Reproduce the records below in full and exactly, without their images.

RECORD EXTRACTS
▬▬▬

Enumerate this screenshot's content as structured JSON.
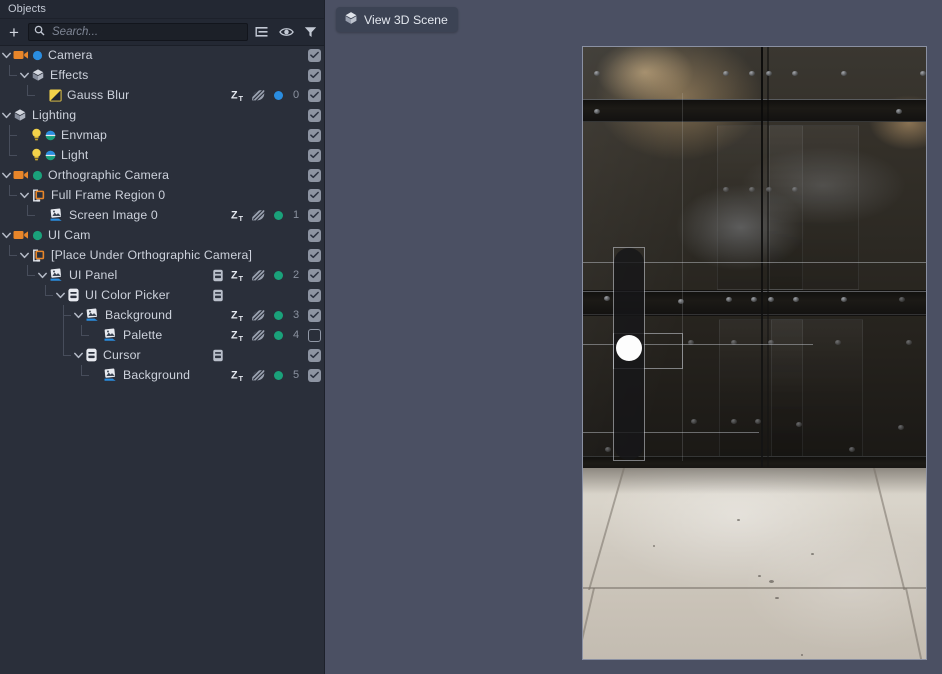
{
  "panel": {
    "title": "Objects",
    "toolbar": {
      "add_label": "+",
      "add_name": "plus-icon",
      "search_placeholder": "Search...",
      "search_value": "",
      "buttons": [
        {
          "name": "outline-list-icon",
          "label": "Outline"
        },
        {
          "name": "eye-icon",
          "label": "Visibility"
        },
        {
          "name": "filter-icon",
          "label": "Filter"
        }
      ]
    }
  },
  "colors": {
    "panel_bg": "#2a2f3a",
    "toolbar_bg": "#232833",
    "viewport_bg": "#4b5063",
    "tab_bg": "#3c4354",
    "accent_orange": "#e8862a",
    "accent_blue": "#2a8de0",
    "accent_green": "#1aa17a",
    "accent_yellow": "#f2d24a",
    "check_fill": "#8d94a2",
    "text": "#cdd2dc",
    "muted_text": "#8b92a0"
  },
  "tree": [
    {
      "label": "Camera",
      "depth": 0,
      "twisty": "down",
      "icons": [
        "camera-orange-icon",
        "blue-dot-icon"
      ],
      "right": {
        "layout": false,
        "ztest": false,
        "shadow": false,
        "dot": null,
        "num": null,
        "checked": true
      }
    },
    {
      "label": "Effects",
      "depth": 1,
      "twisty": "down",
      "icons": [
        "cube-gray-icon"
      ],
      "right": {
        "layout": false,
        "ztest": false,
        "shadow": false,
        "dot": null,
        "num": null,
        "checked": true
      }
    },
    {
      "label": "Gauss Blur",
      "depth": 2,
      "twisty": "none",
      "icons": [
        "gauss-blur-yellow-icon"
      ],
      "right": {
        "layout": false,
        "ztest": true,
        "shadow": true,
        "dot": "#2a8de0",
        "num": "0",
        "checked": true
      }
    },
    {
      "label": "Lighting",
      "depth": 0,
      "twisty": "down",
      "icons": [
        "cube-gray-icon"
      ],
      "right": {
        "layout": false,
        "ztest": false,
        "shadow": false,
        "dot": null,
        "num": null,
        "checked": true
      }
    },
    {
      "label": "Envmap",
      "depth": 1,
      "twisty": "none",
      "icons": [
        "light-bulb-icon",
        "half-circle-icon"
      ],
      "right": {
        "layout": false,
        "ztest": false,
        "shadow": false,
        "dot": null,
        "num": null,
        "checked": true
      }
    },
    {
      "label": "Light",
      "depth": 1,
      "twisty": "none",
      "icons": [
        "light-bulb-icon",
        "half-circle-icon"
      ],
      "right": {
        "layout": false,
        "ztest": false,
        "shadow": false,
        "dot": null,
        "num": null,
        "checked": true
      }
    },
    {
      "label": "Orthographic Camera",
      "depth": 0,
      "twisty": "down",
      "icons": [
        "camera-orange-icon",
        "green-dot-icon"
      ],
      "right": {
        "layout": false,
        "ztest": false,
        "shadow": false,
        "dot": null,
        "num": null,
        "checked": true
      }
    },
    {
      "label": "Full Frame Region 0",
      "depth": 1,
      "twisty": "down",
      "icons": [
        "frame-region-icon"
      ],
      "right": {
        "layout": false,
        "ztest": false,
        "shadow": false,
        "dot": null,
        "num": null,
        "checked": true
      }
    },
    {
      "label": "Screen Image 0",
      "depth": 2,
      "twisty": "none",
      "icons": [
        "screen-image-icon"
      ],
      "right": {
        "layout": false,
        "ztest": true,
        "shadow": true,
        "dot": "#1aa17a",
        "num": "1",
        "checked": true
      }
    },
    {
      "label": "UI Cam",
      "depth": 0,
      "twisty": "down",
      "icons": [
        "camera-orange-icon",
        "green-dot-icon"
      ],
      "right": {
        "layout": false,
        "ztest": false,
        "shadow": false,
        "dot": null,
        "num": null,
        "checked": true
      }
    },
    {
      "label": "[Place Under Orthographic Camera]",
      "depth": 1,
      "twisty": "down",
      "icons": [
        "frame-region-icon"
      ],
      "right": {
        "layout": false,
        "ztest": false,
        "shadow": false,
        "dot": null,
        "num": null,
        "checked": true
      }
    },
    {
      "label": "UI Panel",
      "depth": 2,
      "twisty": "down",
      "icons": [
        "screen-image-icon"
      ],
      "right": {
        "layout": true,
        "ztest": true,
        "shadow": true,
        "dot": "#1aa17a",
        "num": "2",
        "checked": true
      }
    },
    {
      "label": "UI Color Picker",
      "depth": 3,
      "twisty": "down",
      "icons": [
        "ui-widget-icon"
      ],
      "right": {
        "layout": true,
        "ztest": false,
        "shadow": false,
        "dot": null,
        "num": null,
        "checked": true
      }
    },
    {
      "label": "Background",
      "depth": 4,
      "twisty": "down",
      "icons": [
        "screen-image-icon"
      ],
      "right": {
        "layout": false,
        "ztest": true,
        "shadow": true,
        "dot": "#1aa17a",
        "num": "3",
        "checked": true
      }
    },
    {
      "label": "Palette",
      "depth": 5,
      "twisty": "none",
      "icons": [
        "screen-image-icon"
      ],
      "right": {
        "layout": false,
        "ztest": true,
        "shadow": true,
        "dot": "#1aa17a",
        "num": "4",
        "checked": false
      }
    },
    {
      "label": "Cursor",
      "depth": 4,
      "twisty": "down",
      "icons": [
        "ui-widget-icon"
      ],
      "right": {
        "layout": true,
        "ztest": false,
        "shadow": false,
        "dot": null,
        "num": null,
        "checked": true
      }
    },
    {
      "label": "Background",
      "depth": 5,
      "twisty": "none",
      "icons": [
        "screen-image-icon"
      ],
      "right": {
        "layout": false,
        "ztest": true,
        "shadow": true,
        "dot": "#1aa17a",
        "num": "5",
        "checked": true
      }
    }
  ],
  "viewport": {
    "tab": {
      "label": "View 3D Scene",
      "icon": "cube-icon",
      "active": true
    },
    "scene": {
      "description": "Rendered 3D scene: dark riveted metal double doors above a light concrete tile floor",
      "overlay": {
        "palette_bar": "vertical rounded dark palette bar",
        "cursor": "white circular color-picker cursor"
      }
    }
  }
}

▬▬▬

ANSWER FOR THIS EXERCISE
Enumerate this screenshot's content as structured JSON.
{
  "panel": {
    "title": "Objects",
    "toolbar": {
      "add_label": "+",
      "add_name": "plus-icon",
      "search_placeholder": "Search...",
      "search_value": "",
      "buttons": [
        {
          "name": "outline-list-icon",
          "label": "Outline"
        },
        {
          "name": "eye-icon",
          "label": "Visibility"
        },
        {
          "name": "filter-icon",
          "label": "Filter"
        }
      ]
    }
  },
  "colors": {
    "panel_bg": "#2a2f3a",
    "toolbar_bg": "#232833",
    "viewport_bg": "#4b5063",
    "tab_bg": "#3c4354",
    "accent_orange": "#e8862a",
    "accent_blue": "#2a8de0",
    "accent_green": "#1aa17a",
    "accent_yellow": "#f2d24a",
    "check_fill": "#8d94a2",
    "text": "#cdd2dc",
    "muted_text": "#8b92a0"
  },
  "tree": [
    {
      "label": "Camera",
      "depth": 0,
      "twisty": "down",
      "icons": [
        "camera-orange-icon",
        "blue-dot-icon"
      ],
      "right": {
        "layout": false,
        "ztest": false,
        "shadow": false,
        "dot": null,
        "num": null,
        "checked": true
      }
    },
    {
      "label": "Effects",
      "depth": 1,
      "twisty": "down",
      "icons": [
        "cube-gray-icon"
      ],
      "right": {
        "layout": false,
        "ztest": false,
        "shadow": false,
        "dot": null,
        "num": null,
        "checked": true
      }
    },
    {
      "label": "Gauss Blur",
      "depth": 2,
      "twisty": "none",
      "icons": [
        "gauss-blur-yellow-icon"
      ],
      "right": {
        "layout": false,
        "ztest": true,
        "shadow": true,
        "dot": "#2a8de0",
        "num": "0",
        "checked": true
      }
    },
    {
      "label": "Lighting",
      "depth": 0,
      "twisty": "down",
      "icons": [
        "cube-gray-icon"
      ],
      "right": {
        "layout": false,
        "ztest": false,
        "shadow": false,
        "dot": null,
        "num": null,
        "checked": true
      }
    },
    {
      "label": "Envmap",
      "depth": 1,
      "twisty": "none",
      "icons": [
        "light-bulb-icon",
        "half-circle-icon"
      ],
      "right": {
        "layout": false,
        "ztest": false,
        "shadow": false,
        "dot": null,
        "num": null,
        "checked": true
      }
    },
    {
      "label": "Light",
      "depth": 1,
      "twisty": "none",
      "icons": [
        "light-bulb-icon",
        "half-circle-icon"
      ],
      "right": {
        "layout": false,
        "ztest": false,
        "shadow": false,
        "dot": null,
        "num": null,
        "checked": true
      }
    },
    {
      "label": "Orthographic Camera",
      "depth": 0,
      "twisty": "down",
      "icons": [
        "camera-orange-icon",
        "green-dot-icon"
      ],
      "right": {
        "layout": false,
        "ztest": false,
        "shadow": false,
        "dot": null,
        "num": null,
        "checked": true
      }
    },
    {
      "label": "Full Frame Region 0",
      "depth": 1,
      "twisty": "down",
      "icons": [
        "frame-region-icon"
      ],
      "right": {
        "layout": false,
        "ztest": false,
        "shadow": false,
        "dot": null,
        "num": null,
        "checked": true
      }
    },
    {
      "label": "Screen Image 0",
      "depth": 2,
      "twisty": "none",
      "icons": [
        "screen-image-icon"
      ],
      "right": {
        "layout": false,
        "ztest": true,
        "shadow": true,
        "dot": "#1aa17a",
        "num": "1",
        "checked": true
      }
    },
    {
      "label": "UI Cam",
      "depth": 0,
      "twisty": "down",
      "icons": [
        "camera-orange-icon",
        "green-dot-icon"
      ],
      "right": {
        "layout": false,
        "ztest": false,
        "shadow": false,
        "dot": null,
        "num": null,
        "checked": true
      }
    },
    {
      "label": "[Place Under Orthographic Camera]",
      "depth": 1,
      "twisty": "down",
      "icons": [
        "frame-region-icon"
      ],
      "right": {
        "layout": false,
        "ztest": false,
        "shadow": false,
        "dot": null,
        "num": null,
        "checked": true
      }
    },
    {
      "label": "UI Panel",
      "depth": 2,
      "twisty": "down",
      "icons": [
        "screen-image-icon"
      ],
      "right": {
        "layout": true,
        "ztest": true,
        "shadow": true,
        "dot": "#1aa17a",
        "num": "2",
        "checked": true
      }
    },
    {
      "label": "UI Color Picker",
      "depth": 3,
      "twisty": "down",
      "icons": [
        "ui-widget-icon"
      ],
      "right": {
        "layout": true,
        "ztest": false,
        "shadow": false,
        "dot": null,
        "num": null,
        "checked": true
      }
    },
    {
      "label": "Background",
      "depth": 4,
      "twisty": "down",
      "icons": [
        "screen-image-icon"
      ],
      "right": {
        "layout": false,
        "ztest": true,
        "shadow": true,
        "dot": "#1aa17a",
        "num": "3",
        "checked": true
      }
    },
    {
      "label": "Palette",
      "depth": 5,
      "twisty": "none",
      "icons": [
        "screen-image-icon"
      ],
      "right": {
        "layout": false,
        "ztest": true,
        "shadow": true,
        "dot": "#1aa17a",
        "num": "4",
        "checked": false
      }
    },
    {
      "label": "Cursor",
      "depth": 4,
      "twisty": "down",
      "icons": [
        "ui-widget-icon"
      ],
      "right": {
        "layout": true,
        "ztest": false,
        "shadow": false,
        "dot": null,
        "num": null,
        "checked": true
      }
    },
    {
      "label": "Background",
      "depth": 5,
      "twisty": "none",
      "icons": [
        "screen-image-icon"
      ],
      "right": {
        "layout": false,
        "ztest": true,
        "shadow": true,
        "dot": "#1aa17a",
        "num": "5",
        "checked": true
      }
    }
  ],
  "viewport": {
    "tab": {
      "label": "View 3D Scene",
      "icon": "cube-icon",
      "active": true
    },
    "scene": {
      "description": "Rendered 3D scene: dark riveted metal double doors above a light concrete tile floor",
      "overlay": {
        "palette_bar": "vertical rounded dark palette bar",
        "cursor": "white circular color-picker cursor"
      }
    }
  }
}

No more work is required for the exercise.